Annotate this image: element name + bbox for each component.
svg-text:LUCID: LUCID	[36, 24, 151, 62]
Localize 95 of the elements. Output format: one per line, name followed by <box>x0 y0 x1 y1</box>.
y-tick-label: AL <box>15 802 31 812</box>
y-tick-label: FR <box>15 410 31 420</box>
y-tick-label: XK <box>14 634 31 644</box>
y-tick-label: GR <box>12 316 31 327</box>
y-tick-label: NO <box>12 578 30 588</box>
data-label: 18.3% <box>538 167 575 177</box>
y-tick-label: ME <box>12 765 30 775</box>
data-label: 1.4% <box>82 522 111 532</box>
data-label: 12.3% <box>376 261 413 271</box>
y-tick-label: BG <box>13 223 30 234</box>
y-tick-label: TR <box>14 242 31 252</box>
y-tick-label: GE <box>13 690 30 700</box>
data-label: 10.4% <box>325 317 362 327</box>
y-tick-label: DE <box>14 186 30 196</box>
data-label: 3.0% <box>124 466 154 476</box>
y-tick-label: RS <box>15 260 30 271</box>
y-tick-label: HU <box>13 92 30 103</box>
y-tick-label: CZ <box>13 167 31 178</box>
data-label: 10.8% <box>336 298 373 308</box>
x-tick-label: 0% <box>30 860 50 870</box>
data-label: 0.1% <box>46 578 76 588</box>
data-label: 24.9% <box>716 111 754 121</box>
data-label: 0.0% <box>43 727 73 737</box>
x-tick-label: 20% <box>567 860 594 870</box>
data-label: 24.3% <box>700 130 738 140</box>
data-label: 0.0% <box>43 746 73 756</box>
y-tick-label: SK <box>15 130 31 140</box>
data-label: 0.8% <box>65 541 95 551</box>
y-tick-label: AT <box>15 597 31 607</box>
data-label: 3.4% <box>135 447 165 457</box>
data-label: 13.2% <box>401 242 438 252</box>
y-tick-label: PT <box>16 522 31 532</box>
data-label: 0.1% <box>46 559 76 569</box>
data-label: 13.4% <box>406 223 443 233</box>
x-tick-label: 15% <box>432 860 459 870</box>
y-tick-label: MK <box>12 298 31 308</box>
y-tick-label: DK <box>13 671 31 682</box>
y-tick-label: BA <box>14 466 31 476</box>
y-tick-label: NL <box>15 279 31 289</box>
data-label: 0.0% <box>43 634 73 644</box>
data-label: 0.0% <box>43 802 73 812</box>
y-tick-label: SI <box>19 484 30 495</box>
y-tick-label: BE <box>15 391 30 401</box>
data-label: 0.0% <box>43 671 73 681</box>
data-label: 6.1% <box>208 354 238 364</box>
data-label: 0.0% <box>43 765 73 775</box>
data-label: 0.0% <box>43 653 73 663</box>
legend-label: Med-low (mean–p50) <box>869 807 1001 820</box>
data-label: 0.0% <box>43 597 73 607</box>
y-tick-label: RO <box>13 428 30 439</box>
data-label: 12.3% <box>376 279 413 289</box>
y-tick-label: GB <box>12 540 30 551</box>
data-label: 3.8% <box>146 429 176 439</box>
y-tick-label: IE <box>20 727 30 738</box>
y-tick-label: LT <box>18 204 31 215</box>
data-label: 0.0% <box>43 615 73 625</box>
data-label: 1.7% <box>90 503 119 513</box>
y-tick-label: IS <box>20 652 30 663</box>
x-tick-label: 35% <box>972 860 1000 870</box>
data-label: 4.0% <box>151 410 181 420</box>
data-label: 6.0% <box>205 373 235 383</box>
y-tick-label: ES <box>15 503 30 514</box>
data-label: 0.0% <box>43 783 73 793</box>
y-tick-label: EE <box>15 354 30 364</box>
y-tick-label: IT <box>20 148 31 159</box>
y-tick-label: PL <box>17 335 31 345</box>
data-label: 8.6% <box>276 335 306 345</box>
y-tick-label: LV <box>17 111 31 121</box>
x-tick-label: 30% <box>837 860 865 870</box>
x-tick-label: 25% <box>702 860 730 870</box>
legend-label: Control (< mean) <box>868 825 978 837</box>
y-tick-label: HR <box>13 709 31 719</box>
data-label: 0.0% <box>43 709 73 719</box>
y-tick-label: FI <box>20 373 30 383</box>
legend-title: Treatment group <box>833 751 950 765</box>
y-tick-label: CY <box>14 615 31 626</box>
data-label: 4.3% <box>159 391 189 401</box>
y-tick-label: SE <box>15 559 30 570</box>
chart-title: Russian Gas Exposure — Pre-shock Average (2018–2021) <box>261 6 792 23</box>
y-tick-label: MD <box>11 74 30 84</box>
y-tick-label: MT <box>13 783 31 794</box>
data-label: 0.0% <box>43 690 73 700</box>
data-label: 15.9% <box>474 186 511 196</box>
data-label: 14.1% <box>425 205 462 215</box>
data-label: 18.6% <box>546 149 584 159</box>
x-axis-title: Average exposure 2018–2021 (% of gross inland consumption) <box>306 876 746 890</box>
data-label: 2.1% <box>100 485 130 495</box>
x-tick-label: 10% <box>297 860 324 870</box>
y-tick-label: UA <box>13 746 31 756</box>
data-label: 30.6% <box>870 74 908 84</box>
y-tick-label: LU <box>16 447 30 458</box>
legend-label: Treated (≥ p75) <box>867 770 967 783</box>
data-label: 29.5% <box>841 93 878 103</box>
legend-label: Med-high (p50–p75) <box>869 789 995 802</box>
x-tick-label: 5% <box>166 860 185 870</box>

### YOUR GOAL
Copy the rows word for word, starting with the first row and ending after the row that contains "y-tick-label: BA <box>14 466 31 476</box>".

### EXERCISE RESPONSE
Annotate this image: element name + bbox for each component.
svg-text:LUCID: LUCID	[36, 24, 151, 62]
Localize 95 of the elements. Output format: one per line, name followed by <box>x0 y0 x1 y1</box>.
y-tick-label: AL <box>15 802 31 812</box>
y-tick-label: FR <box>15 410 31 420</box>
y-tick-label: XK <box>14 634 31 644</box>
y-tick-label: GR <box>12 316 31 327</box>
y-tick-label: NO <box>12 578 30 588</box>
data-label: 18.3% <box>538 167 575 177</box>
y-tick-label: ME <box>12 765 30 775</box>
data-label: 1.4% <box>82 522 111 532</box>
data-label: 12.3% <box>376 261 413 271</box>
y-tick-label: BG <box>13 223 30 234</box>
y-tick-label: TR <box>14 242 31 252</box>
y-tick-label: GE <box>13 690 30 700</box>
data-label: 10.4% <box>325 317 362 327</box>
y-tick-label: DE <box>14 186 30 196</box>
data-label: 3.0% <box>124 466 154 476</box>
y-tick-label: RS <box>15 260 30 271</box>
y-tick-label: HU <box>13 92 30 103</box>
y-tick-label: CZ <box>13 167 31 178</box>
data-label: 10.8% <box>336 298 373 308</box>
x-tick-label: 0% <box>30 860 50 870</box>
data-label: 0.1% <box>46 578 76 588</box>
data-label: 24.9% <box>716 111 754 121</box>
data-label: 0.0% <box>43 727 73 737</box>
x-tick-label: 20% <box>567 860 594 870</box>
data-label: 24.3% <box>700 130 738 140</box>
data-label: 0.0% <box>43 746 73 756</box>
y-tick-label: SK <box>15 130 31 140</box>
data-label: 0.8% <box>65 541 95 551</box>
y-tick-label: AT <box>15 597 31 607</box>
data-label: 3.4% <box>135 447 165 457</box>
data-label: 13.2% <box>401 242 438 252</box>
y-tick-label: PT <box>16 522 31 532</box>
data-label: 0.1% <box>46 559 76 569</box>
data-label: 13.4% <box>406 223 443 233</box>
x-tick-label: 15% <box>432 860 459 870</box>
y-tick-label: MK <box>12 298 31 308</box>
y-tick-label: DK <box>13 671 31 682</box>
y-tick-label: BA <box>14 466 31 476</box>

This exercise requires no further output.